** Task details **
Find the lines with "الرحمة" in them and copy them out.

** Recorded information **
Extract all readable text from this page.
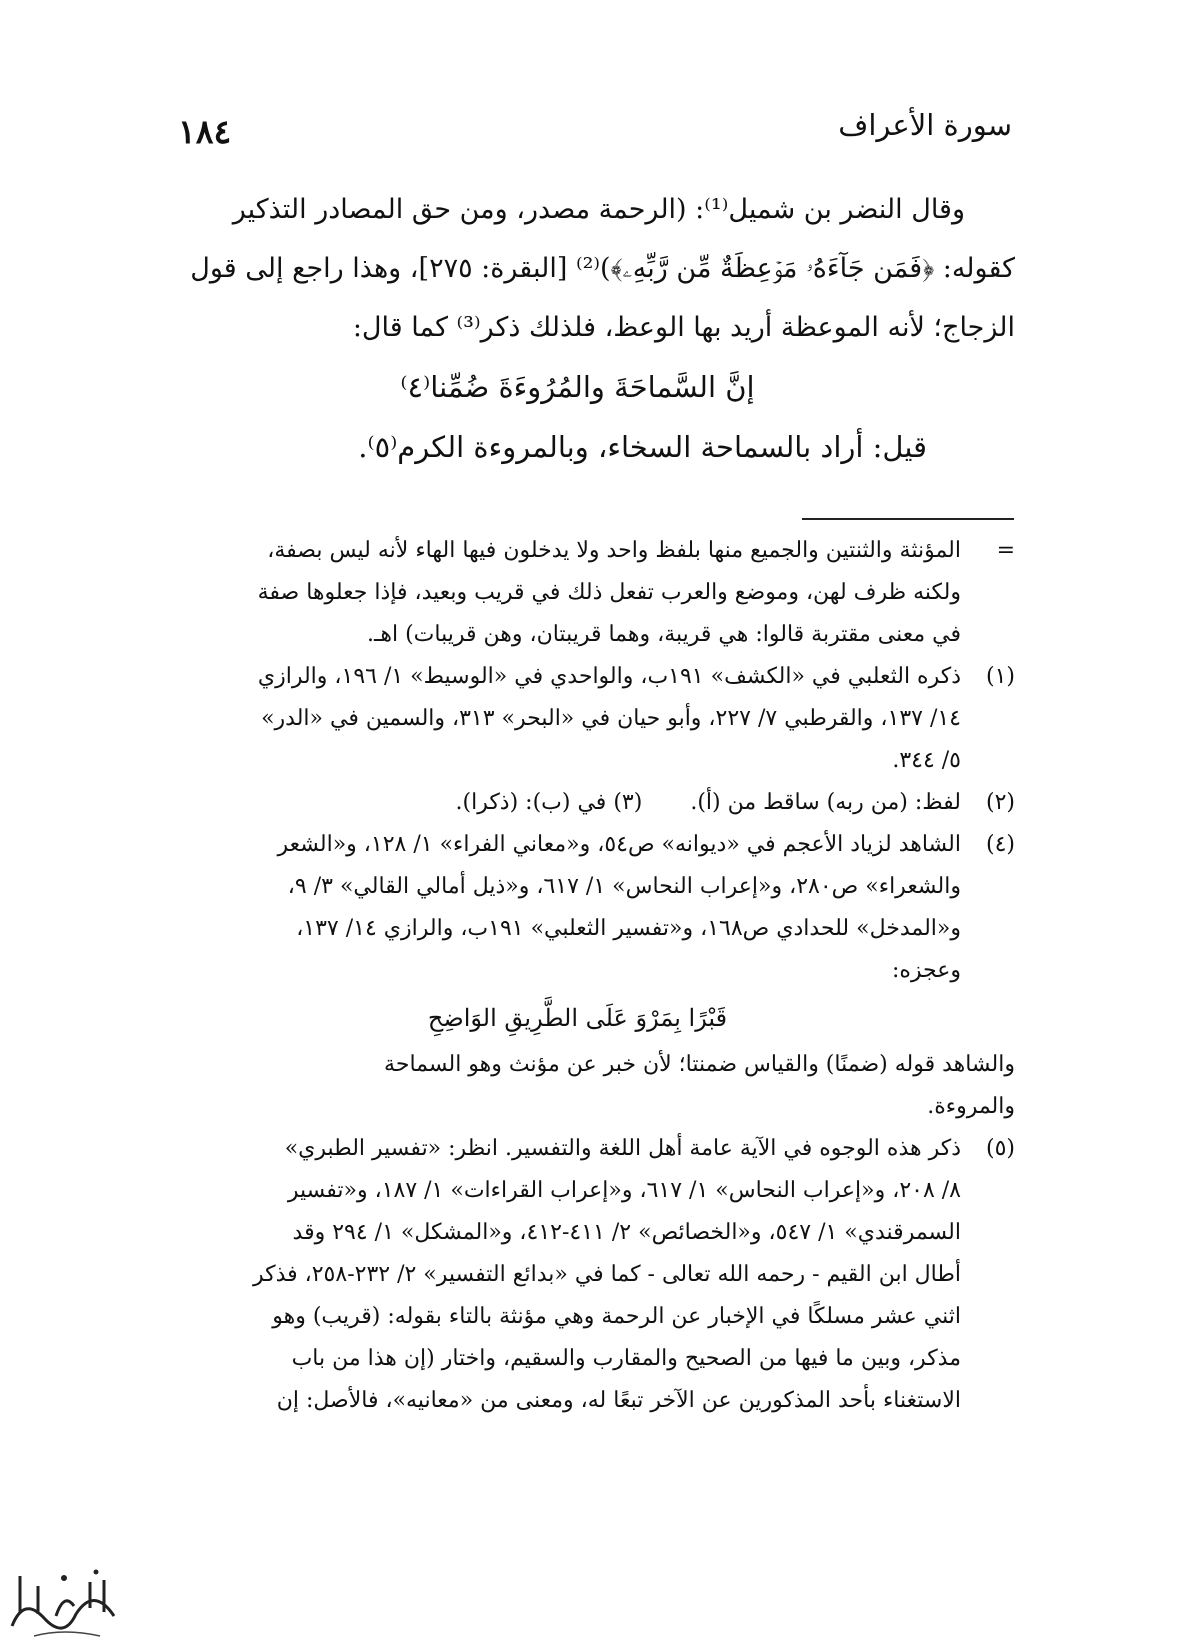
سورة الأعراف
١٨٤
وقال النضر بن شميل⁽¹⁾: (الرحمة مصدر، ومن حق المصادر التذكير
كقوله: ﴿فَمَن جَآءَهُۥ مَوۡعِظَةٌ مِّن رَّبِّهِۦ﴾)⁽²⁾ [البقرة: ٢٧٥]، وهذا راجع إلى قول
الزجاج؛ لأنه الموعظة أريد بها الوعظ، فلذلك ذكر⁽³⁾ كما قال:
إنَّ السَّماحَةَ والمُرُوءَةَ ضُمِّنا⁽٤⁾
قيل: أراد بالسماحة السخاء، وبالمروءة الكرم⁽٥⁾.
=
المؤنثة والثنتين والجميع منها بلفظ واحد ولا يدخلون فيها الهاء لأنه ليس بصفة،
ولكنه ظرف لهن، وموضع والعرب تفعل ذلك في قريب وبعيد، فإذا جعلوها صفة
في معنى مقتربة قالوا: هي قريبة، وهما قريبتان، وهن قريبات) اهـ.
(١)
ذكره الثعلبي في «الكشف» ١٩١ب، والواحدي في «الوسيط» ١/ ١٩٦، والرازي
١٤/ ١٣٧، والقرطبي ٧/ ٢٢٧، وأبو حيان في «البحر» ٣١٣، والسمين في «الدر»
٥/ ٣٤٤.
(٢)
لفظ: (من ربه) ساقط من (أ).(٣) في (ب): (ذكرا).
(٤)
الشاهد لزياد الأعجم في «ديوانه» ص٥٤، و«معاني الفراء» ١/ ١٢٨، و«الشعر
والشعراء» ص٢٨٠، و«إعراب النحاس» ١/ ٦١٧، و«ذيل أمالي القالي» ٣/ ٩،
و«المدخل» للحدادي ص١٦٨، و«تفسير الثعلبي» ١٩١ب، والرازي ١٤/ ١٣٧،
وعجزه:
قَبْرًا بِمَرْوَ عَلَى الطَّرِيقِ الوَاضِحِ
والشاهد قوله (ضمنًا) والقياس ضمنتا؛ لأن خبر عن مؤنث وهو السماحة
والمروءة.
(٥)
ذكر هذه الوجوه في الآية عامة أهل اللغة والتفسير. انظر: «تفسير الطبري»
٨/ ٢٠٨، و«إعراب النحاس» ١/ ٦١٧، و«إعراب القراءات» ١/ ١٨٧، و«تفسير
السمرقندي» ١/ ٥٤٧، و«الخصائص» ٢/ ٤١١-٤١٢، و«المشكل» ١/ ٢٩٤ وقد
أطال ابن القيم - رحمه الله تعالى - كما في «بدائع التفسير» ٢/ ٢٣٢-٢٥٨، فذكر
اثني عشر مسلكًا في الإخبار عن الرحمة وهي مؤنثة بالتاء بقوله: (قريب) وهو
مذكر، وبين ما فيها من الصحيح والمقارب والسقيم، واختار (إن هذا من باب
الاستغناء بأحد المذكورين عن الآخر تبعًا له، ومعنى من «معانيه»، فالأصل: إن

** Answer for the task **
وقال النضر بن شميل⁽¹⁾: (الرحمة مصدر، ومن حق المصادر التذكير
اثني عشر مسلكًا في الإخبار عن الرحمة وهي مؤنثة بالتاء بقوله: (قريب) وهو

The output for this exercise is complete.